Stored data

• • • •

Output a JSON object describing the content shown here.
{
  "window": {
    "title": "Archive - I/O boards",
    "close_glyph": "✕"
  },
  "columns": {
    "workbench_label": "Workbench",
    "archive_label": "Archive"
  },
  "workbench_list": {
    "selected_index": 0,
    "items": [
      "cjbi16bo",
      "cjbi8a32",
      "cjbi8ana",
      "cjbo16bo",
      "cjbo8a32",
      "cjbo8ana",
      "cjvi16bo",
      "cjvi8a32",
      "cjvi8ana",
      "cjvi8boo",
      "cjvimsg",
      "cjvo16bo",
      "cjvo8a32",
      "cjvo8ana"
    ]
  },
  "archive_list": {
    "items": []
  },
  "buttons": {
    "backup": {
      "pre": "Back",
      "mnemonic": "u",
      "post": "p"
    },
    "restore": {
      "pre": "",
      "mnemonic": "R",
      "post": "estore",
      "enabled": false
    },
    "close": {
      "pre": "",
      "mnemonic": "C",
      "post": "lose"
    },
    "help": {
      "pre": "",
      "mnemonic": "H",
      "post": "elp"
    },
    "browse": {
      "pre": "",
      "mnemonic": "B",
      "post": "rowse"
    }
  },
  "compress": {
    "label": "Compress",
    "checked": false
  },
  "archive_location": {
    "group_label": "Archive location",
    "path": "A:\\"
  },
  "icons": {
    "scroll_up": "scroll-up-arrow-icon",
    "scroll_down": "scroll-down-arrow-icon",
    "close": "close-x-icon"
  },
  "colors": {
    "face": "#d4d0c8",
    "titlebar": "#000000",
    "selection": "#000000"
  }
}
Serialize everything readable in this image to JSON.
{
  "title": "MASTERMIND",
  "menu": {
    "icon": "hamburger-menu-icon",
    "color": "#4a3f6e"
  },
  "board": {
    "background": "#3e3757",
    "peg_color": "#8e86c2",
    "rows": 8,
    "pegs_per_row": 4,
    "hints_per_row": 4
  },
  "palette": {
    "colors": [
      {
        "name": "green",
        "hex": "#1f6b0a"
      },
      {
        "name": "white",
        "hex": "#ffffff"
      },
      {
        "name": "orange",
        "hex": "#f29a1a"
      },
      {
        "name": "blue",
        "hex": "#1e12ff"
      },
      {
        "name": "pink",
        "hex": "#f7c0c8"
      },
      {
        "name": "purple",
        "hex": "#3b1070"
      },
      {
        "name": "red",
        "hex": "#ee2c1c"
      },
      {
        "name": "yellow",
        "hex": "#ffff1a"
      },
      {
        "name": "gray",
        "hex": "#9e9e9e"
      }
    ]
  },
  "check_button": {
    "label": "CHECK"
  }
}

• • • •

▸ Required work
Reproduce every entry shown above, precisely as it stands.

▸ Answer for this exercise
Output a JSON object describing the content shown here.
{
  "window": {
    "title": "Archive - I/O boards",
    "close_glyph": "✕"
  },
  "columns": {
    "workbench_label": "Workbench",
    "archive_label": "Archive"
  },
  "workbench_list": {
    "selected_index": 0,
    "items": [
      "cjbi16bo",
      "cjbi8a32",
      "cjbi8ana",
      "cjbo16bo",
      "cjbo8a32",
      "cjbo8ana",
      "cjvi16bo",
      "cjvi8a32",
      "cjvi8ana",
      "cjvi8boo",
      "cjvimsg",
      "cjvo16bo",
      "cjvo8a32",
      "cjvo8ana"
    ]
  },
  "archive_list": {
    "items": []
  },
  "buttons": {
    "backup": {
      "pre": "Back",
      "mnemonic": "u",
      "post": "p"
    },
    "restore": {
      "pre": "",
      "mnemonic": "R",
      "post": "estore",
      "enabled": false
    },
    "close": {
      "pre": "",
      "mnemonic": "C",
      "post": "lose"
    },
    "help": {
      "pre": "",
      "mnemonic": "H",
      "post": "elp"
    },
    "browse": {
      "pre": "",
      "mnemonic": "B",
      "post": "rowse"
    }
  },
  "compress": {
    "label": "Compress",
    "checked": false
  },
  "archive_location": {
    "group_label": "Archive location",
    "path": "A:\\"
  },
  "icons": {
    "scroll_up": "scroll-up-arrow-icon",
    "scroll_down": "scroll-down-arrow-icon",
    "close": "close-x-icon"
  },
  "colors": {
    "face": "#d4d0c8",
    "titlebar": "#000000",
    "selection": "#000000"
  }
}
Serialize everything readable in this image to JSON.
{
  "title": "MASTERMIND",
  "menu": {
    "icon": "hamburger-menu-icon",
    "color": "#4a3f6e"
  },
  "board": {
    "background": "#3e3757",
    "peg_color": "#8e86c2",
    "rows": 8,
    "pegs_per_row": 4,
    "hints_per_row": 4
  },
  "palette": {
    "colors": [
      {
        "name": "green",
        "hex": "#1f6b0a"
      },
      {
        "name": "white",
        "hex": "#ffffff"
      },
      {
        "name": "orange",
        "hex": "#f29a1a"
      },
      {
        "name": "blue",
        "hex": "#1e12ff"
      },
      {
        "name": "pink",
        "hex": "#f7c0c8"
      },
      {
        "name": "purple",
        "hex": "#3b1070"
      },
      {
        "name": "red",
        "hex": "#ee2c1c"
      },
      {
        "name": "yellow",
        "hex": "#ffff1a"
      },
      {
        "name": "gray",
        "hex": "#9e9e9e"
      }
    ]
  },
  "check_button": {
    "label": "CHECK"
  }
}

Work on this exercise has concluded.